▶ _What the exercise asks_:
Search the entries below for "name". Report each line where it occurs.

================

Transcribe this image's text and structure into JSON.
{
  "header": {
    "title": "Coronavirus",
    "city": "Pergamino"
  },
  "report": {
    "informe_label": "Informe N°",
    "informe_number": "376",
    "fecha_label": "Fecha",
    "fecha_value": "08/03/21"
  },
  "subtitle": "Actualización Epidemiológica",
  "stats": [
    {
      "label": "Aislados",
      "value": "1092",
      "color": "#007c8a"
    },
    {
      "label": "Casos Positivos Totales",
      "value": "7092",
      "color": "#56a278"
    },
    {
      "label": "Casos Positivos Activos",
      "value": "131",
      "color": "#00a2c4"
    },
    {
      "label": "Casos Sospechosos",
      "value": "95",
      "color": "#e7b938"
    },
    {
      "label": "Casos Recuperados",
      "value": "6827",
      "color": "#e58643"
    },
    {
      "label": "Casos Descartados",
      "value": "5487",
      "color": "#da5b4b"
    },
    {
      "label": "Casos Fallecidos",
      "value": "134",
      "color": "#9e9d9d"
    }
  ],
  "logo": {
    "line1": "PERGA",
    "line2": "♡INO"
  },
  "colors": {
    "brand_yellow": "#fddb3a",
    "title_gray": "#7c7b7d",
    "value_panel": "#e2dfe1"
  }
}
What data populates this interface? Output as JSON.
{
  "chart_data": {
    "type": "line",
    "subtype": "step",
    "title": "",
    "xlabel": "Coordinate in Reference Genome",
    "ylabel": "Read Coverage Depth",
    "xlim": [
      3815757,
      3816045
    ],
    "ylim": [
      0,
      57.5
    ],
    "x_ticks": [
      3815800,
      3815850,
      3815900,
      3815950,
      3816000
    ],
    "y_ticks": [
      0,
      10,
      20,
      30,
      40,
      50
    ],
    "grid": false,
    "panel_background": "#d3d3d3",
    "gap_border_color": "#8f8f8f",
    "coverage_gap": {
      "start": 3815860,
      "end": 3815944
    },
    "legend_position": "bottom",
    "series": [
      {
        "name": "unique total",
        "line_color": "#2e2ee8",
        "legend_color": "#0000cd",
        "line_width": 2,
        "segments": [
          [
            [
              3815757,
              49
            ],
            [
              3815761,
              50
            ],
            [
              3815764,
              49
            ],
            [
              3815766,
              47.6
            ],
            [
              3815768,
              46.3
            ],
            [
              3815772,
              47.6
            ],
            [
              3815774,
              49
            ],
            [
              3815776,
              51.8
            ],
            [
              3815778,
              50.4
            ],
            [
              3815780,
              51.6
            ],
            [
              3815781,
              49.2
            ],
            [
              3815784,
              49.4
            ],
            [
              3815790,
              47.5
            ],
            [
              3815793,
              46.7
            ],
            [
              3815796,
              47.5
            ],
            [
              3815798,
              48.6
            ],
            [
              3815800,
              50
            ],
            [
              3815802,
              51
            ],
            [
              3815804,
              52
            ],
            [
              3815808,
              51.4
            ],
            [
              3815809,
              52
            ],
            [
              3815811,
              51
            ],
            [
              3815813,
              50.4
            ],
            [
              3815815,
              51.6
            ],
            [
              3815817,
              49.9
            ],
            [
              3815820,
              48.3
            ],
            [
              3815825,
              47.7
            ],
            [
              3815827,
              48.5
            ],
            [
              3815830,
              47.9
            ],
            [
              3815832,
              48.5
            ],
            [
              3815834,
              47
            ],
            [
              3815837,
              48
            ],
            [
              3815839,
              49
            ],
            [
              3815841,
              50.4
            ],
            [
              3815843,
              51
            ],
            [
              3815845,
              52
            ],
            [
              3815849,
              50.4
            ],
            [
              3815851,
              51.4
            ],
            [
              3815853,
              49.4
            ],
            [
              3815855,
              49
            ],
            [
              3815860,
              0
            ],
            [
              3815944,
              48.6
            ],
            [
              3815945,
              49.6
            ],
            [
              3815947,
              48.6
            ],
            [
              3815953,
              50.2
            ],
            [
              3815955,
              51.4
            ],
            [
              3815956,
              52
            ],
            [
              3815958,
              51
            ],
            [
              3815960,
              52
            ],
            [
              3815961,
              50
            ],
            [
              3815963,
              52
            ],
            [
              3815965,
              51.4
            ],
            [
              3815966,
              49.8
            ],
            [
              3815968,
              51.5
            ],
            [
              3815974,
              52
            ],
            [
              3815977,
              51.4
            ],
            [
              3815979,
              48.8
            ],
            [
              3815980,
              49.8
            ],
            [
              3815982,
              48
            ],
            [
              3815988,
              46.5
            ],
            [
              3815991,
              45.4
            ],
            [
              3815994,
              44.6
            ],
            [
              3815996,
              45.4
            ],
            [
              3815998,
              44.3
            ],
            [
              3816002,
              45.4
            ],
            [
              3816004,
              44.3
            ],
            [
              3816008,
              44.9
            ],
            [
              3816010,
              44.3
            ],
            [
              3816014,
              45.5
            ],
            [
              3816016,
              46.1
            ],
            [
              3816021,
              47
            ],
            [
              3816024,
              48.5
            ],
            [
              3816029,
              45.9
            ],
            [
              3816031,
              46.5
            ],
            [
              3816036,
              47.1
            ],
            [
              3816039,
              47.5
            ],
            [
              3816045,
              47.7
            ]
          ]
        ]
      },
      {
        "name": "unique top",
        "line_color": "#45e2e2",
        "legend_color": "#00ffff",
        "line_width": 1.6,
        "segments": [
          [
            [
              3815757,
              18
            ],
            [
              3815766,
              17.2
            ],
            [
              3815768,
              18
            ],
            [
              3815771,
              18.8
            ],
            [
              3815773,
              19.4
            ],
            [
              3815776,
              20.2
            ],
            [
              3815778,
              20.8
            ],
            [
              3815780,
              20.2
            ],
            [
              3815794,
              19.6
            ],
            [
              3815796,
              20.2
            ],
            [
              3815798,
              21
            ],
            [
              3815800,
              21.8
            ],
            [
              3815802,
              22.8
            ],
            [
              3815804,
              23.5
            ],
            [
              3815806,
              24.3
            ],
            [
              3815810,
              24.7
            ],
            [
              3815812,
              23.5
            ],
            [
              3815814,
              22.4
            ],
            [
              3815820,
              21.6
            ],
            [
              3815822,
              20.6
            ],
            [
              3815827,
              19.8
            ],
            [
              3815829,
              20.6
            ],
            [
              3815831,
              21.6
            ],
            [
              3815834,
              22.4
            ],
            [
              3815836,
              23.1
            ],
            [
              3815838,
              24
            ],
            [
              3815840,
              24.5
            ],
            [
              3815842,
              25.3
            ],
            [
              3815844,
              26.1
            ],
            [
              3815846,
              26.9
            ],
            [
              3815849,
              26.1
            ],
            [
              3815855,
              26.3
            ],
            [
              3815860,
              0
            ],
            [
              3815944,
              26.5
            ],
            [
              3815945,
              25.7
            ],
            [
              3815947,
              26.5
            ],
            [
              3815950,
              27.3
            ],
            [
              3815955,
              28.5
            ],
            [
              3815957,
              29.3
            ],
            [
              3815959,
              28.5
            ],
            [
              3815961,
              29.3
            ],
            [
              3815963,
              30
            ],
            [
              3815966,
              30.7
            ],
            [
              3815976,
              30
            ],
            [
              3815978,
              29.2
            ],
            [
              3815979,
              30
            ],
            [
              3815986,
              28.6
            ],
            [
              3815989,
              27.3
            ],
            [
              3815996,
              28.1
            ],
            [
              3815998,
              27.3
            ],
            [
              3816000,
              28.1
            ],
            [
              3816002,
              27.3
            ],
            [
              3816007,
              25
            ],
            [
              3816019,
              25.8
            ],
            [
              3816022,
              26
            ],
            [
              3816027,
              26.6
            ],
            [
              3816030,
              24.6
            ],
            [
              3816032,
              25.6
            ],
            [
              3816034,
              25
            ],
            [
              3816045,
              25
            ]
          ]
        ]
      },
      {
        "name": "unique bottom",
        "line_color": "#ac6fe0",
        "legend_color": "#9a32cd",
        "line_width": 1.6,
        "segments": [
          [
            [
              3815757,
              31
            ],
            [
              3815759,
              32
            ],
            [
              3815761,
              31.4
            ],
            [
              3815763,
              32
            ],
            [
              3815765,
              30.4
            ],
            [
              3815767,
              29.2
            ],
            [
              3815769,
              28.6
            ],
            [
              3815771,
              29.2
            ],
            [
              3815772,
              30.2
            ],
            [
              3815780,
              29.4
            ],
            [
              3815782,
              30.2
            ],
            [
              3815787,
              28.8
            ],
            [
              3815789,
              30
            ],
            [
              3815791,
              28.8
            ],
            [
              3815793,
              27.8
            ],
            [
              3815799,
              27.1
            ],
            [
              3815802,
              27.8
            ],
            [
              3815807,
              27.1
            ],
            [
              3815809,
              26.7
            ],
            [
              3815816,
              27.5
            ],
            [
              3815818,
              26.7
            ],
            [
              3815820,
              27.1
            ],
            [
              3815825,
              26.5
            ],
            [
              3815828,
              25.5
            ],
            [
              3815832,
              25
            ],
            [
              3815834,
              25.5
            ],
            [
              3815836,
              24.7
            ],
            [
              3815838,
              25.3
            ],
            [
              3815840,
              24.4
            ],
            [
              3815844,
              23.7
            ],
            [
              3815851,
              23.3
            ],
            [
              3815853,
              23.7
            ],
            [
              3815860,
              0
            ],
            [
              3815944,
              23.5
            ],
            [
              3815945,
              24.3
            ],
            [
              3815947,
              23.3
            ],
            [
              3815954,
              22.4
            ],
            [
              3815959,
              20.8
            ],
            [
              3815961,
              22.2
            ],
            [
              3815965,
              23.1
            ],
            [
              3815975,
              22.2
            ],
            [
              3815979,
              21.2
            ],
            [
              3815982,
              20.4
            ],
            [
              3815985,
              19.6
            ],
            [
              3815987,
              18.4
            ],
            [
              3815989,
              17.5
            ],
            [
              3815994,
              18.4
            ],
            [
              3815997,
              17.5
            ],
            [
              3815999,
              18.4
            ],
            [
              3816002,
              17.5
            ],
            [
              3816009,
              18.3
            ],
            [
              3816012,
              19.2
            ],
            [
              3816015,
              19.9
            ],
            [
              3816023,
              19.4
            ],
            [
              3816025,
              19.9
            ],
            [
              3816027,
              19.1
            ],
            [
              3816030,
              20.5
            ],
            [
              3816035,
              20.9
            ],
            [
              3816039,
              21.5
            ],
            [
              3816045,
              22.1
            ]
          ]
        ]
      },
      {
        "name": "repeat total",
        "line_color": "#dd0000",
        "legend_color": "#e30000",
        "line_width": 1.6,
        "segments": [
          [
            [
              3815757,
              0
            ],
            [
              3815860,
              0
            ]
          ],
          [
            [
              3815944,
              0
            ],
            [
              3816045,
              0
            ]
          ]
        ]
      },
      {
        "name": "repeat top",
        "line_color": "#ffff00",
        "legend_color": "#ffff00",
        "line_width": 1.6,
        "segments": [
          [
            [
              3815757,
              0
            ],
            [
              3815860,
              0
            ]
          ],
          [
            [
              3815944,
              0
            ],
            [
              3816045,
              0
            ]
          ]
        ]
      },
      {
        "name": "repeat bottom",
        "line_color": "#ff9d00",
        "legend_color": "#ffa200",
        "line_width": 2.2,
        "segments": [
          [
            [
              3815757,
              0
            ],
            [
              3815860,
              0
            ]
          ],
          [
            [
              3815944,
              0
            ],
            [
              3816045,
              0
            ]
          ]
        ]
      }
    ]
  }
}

================

▶ _Exercise result_:
        "name": "unique total",
        "name": "unique top",
        "name": "unique bottom",
        "name": "repeat total",
        "name": "repeat top",
        "name": "repeat bottom",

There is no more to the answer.